• _Problem description_
Will you write out all the entries below exactly?

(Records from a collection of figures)
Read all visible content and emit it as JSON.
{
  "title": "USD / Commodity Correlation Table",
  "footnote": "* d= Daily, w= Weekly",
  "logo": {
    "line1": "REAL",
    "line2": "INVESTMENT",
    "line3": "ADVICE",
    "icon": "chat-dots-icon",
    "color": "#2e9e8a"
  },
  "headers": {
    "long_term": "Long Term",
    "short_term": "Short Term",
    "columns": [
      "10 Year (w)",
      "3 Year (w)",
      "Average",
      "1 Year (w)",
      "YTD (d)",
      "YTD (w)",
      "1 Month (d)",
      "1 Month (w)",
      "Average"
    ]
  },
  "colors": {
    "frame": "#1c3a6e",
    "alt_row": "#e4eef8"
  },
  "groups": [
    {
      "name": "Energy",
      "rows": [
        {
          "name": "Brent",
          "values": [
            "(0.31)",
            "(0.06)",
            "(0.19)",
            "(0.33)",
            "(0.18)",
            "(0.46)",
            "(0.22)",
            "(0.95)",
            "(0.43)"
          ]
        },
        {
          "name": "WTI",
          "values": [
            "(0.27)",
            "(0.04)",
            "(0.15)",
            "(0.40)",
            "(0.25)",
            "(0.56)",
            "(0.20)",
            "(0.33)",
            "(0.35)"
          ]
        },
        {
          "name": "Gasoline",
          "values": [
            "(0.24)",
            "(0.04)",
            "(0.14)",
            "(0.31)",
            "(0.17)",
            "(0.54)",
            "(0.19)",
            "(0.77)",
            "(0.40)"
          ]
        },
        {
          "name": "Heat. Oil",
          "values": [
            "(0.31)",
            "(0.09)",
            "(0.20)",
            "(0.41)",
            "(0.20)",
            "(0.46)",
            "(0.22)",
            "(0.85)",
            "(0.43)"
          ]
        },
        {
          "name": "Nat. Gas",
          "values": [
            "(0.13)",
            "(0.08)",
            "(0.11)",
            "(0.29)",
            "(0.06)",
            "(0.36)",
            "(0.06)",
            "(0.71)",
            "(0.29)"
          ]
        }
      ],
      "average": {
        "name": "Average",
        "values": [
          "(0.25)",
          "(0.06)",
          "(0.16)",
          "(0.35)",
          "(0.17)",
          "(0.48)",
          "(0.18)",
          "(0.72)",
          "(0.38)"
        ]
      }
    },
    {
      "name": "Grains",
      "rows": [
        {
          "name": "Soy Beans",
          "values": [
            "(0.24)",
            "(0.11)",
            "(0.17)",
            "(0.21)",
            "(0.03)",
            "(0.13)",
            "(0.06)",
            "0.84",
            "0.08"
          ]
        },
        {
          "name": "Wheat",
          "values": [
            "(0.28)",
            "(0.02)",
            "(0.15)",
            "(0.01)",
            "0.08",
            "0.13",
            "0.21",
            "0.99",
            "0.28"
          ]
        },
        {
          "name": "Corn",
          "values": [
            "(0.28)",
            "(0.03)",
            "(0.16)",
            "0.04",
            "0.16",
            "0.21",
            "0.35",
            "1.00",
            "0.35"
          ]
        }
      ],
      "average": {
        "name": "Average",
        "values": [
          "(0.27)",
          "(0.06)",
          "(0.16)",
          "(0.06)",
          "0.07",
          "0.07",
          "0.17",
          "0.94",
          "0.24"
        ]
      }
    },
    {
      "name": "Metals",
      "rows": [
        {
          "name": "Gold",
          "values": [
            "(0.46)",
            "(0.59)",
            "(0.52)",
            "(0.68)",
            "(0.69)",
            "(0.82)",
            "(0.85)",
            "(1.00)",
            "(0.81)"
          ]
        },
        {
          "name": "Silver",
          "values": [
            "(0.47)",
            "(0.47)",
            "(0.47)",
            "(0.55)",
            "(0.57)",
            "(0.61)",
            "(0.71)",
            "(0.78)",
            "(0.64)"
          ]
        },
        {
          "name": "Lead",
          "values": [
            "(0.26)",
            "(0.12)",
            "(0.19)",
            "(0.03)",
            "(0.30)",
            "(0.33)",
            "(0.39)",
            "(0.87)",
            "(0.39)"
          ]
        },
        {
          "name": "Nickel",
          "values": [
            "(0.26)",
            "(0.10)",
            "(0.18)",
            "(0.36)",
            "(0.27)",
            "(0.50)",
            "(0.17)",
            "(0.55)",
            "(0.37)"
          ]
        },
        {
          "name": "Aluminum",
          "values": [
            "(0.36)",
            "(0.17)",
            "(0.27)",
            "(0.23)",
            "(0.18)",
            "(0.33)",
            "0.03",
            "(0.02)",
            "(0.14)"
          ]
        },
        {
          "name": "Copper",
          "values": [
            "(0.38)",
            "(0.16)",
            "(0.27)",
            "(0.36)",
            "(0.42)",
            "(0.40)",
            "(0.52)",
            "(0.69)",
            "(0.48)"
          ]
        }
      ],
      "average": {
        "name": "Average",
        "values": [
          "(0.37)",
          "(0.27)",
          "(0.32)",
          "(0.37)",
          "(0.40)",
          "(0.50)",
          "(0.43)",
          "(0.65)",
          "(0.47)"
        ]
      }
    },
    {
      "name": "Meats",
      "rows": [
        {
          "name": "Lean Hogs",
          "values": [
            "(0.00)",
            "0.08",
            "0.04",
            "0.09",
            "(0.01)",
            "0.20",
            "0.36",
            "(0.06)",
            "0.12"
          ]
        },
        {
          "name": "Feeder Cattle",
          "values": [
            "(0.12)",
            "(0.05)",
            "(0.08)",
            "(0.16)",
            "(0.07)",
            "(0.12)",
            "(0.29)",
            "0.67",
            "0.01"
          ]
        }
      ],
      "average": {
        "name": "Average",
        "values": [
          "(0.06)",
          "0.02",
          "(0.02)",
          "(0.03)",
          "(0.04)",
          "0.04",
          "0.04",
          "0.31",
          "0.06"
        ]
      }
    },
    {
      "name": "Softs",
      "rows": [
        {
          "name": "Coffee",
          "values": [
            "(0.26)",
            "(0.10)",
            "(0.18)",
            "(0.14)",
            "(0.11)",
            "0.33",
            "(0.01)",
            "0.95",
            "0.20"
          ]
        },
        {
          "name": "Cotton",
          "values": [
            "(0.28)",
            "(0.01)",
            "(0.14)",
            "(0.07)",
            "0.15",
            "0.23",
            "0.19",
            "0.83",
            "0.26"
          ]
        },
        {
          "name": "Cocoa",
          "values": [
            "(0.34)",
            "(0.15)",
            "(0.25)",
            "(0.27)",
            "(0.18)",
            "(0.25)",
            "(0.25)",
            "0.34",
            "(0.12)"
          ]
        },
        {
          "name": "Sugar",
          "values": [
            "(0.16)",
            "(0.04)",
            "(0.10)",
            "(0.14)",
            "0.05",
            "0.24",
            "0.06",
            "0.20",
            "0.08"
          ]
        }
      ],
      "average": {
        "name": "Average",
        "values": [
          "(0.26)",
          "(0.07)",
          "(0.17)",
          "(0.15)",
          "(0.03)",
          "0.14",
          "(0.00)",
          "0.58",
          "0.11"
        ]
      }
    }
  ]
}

• _Output for this task_
Read all visible content and emit it as JSON.
{
  "title": "USD / Commodity Correlation Table",
  "footnote": "* d= Daily, w= Weekly",
  "logo": {
    "line1": "REAL",
    "line2": "INVESTMENT",
    "line3": "ADVICE",
    "icon": "chat-dots-icon",
    "color": "#2e9e8a"
  },
  "headers": {
    "long_term": "Long Term",
    "short_term": "Short Term",
    "columns": [
      "10 Year (w)",
      "3 Year (w)",
      "Average",
      "1 Year (w)",
      "YTD (d)",
      "YTD (w)",
      "1 Month (d)",
      "1 Month (w)",
      "Average"
    ]
  },
  "colors": {
    "frame": "#1c3a6e",
    "alt_row": "#e4eef8"
  },
  "groups": [
    {
      "name": "Energy",
      "rows": [
        {
          "name": "Brent",
          "values": [
            "(0.31)",
            "(0.06)",
            "(0.19)",
            "(0.33)",
            "(0.18)",
            "(0.46)",
            "(0.22)",
            "(0.95)",
            "(0.43)"
          ]
        },
        {
          "name": "WTI",
          "values": [
            "(0.27)",
            "(0.04)",
            "(0.15)",
            "(0.40)",
            "(0.25)",
            "(0.56)",
            "(0.20)",
            "(0.33)",
            "(0.35)"
          ]
        },
        {
          "name": "Gasoline",
          "values": [
            "(0.24)",
            "(0.04)",
            "(0.14)",
            "(0.31)",
            "(0.17)",
            "(0.54)",
            "(0.19)",
            "(0.77)",
            "(0.40)"
          ]
        },
        {
          "name": "Heat. Oil",
          "values": [
            "(0.31)",
            "(0.09)",
            "(0.20)",
            "(0.41)",
            "(0.20)",
            "(0.46)",
            "(0.22)",
            "(0.85)",
            "(0.43)"
          ]
        },
        {
          "name": "Nat. Gas",
          "values": [
            "(0.13)",
            "(0.08)",
            "(0.11)",
            "(0.29)",
            "(0.06)",
            "(0.36)",
            "(0.06)",
            "(0.71)",
            "(0.29)"
          ]
        }
      ],
      "average": {
        "name": "Average",
        "values": [
          "(0.25)",
          "(0.06)",
          "(0.16)",
          "(0.35)",
          "(0.17)",
          "(0.48)",
          "(0.18)",
          "(0.72)",
          "(0.38)"
        ]
      }
    },
    {
      "name": "Grains",
      "rows": [
        {
          "name": "Soy Beans",
          "values": [
            "(0.24)",
            "(0.11)",
            "(0.17)",
            "(0.21)",
            "(0.03)",
            "(0.13)",
            "(0.06)",
            "0.84",
            "0.08"
          ]
        },
        {
          "name": "Wheat",
          "values": [
            "(0.28)",
            "(0.02)",
            "(0.15)",
            "(0.01)",
            "0.08",
            "0.13",
            "0.21",
            "0.99",
            "0.28"
          ]
        },
        {
          "name": "Corn",
          "values": [
            "(0.28)",
            "(0.03)",
            "(0.16)",
            "0.04",
            "0.16",
            "0.21",
            "0.35",
            "1.00",
            "0.35"
          ]
        }
      ],
      "average": {
        "name": "Average",
        "values": [
          "(0.27)",
          "(0.06)",
          "(0.16)",
          "(0.06)",
          "0.07",
          "0.07",
          "0.17",
          "0.94",
          "0.24"
        ]
      }
    },
    {
      "name": "Metals",
      "rows": [
        {
          "name": "Gold",
          "values": [
            "(0.46)",
            "(0.59)",
            "(0.52)",
            "(0.68)",
            "(0.69)",
            "(0.82)",
            "(0.85)",
            "(1.00)",
            "(0.81)"
          ]
        },
        {
          "name": "Silver",
          "values": [
            "(0.47)",
            "(0.47)",
            "(0.47)",
            "(0.55)",
            "(0.57)",
            "(0.61)",
            "(0.71)",
            "(0.78)",
            "(0.64)"
          ]
        },
        {
          "name": "Lead",
          "values": [
            "(0.26)",
            "(0.12)",
            "(0.19)",
            "(0.03)",
            "(0.30)",
            "(0.33)",
            "(0.39)",
            "(0.87)",
            "(0.39)"
          ]
        },
        {
          "name": "Nickel",
          "values": [
            "(0.26)",
            "(0.10)",
            "(0.18)",
            "(0.36)",
            "(0.27)",
            "(0.50)",
            "(0.17)",
            "(0.55)",
            "(0.37)"
          ]
        },
        {
          "name": "Aluminum",
          "values": [
            "(0.36)",
            "(0.17)",
            "(0.27)",
            "(0.23)",
            "(0.18)",
            "(0.33)",
            "0.03",
            "(0.02)",
            "(0.14)"
          ]
        },
        {
          "name": "Copper",
          "values": [
            "(0.38)",
            "(0.16)",
            "(0.27)",
            "(0.36)",
            "(0.42)",
            "(0.40)",
            "(0.52)",
            "(0.69)",
            "(0.48)"
          ]
        }
      ],
      "average": {
        "name": "Average",
        "values": [
          "(0.37)",
          "(0.27)",
          "(0.32)",
          "(0.37)",
          "(0.40)",
          "(0.50)",
          "(0.43)",
          "(0.65)",
          "(0.47)"
        ]
      }
    },
    {
      "name": "Meats",
      "rows": [
        {
          "name": "Lean Hogs",
          "values": [
            "(0.00)",
            "0.08",
            "0.04",
            "0.09",
            "(0.01)",
            "0.20",
            "0.36",
            "(0.06)",
            "0.12"
          ]
        },
        {
          "name": "Feeder Cattle",
          "values": [
            "(0.12)",
            "(0.05)",
            "(0.08)",
            "(0.16)",
            "(0.07)",
            "(0.12)",
            "(0.29)",
            "0.67",
            "0.01"
          ]
        }
      ],
      "average": {
        "name": "Average",
        "values": [
          "(0.06)",
          "0.02",
          "(0.02)",
          "(0.03)",
          "(0.04)",
          "0.04",
          "0.04",
          "0.31",
          "0.06"
        ]
      }
    },
    {
      "name": "Softs",
      "rows": [
        {
          "name": "Coffee",
          "values": [
            "(0.26)",
            "(0.10)",
            "(0.18)",
            "(0.14)",
            "(0.11)",
            "0.33",
            "(0.01)",
            "0.95",
            "0.20"
          ]
        },
        {
          "name": "Cotton",
          "values": [
            "(0.28)",
            "(0.01)",
            "(0.14)",
            "(0.07)",
            "0.15",
            "0.23",
            "0.19",
            "0.83",
            "0.26"
          ]
        },
        {
          "name": "Cocoa",
          "values": [
            "(0.34)",
            "(0.15)",
            "(0.25)",
            "(0.27)",
            "(0.18)",
            "(0.25)",
            "(0.25)",
            "0.34",
            "(0.12)"
          ]
        },
        {
          "name": "Sugar",
          "values": [
            "(0.16)",
            "(0.04)",
            "(0.10)",
            "(0.14)",
            "0.05",
            "0.24",
            "0.06",
            "0.20",
            "0.08"
          ]
        }
      ],
      "average": {
        "name": "Average",
        "values": [
          "(0.26)",
          "(0.07)",
          "(0.17)",
          "(0.15)",
          "(0.03)",
          "0.14",
          "(0.00)",
          "0.58",
          "0.11"
        ]
      }
    }
  ]
}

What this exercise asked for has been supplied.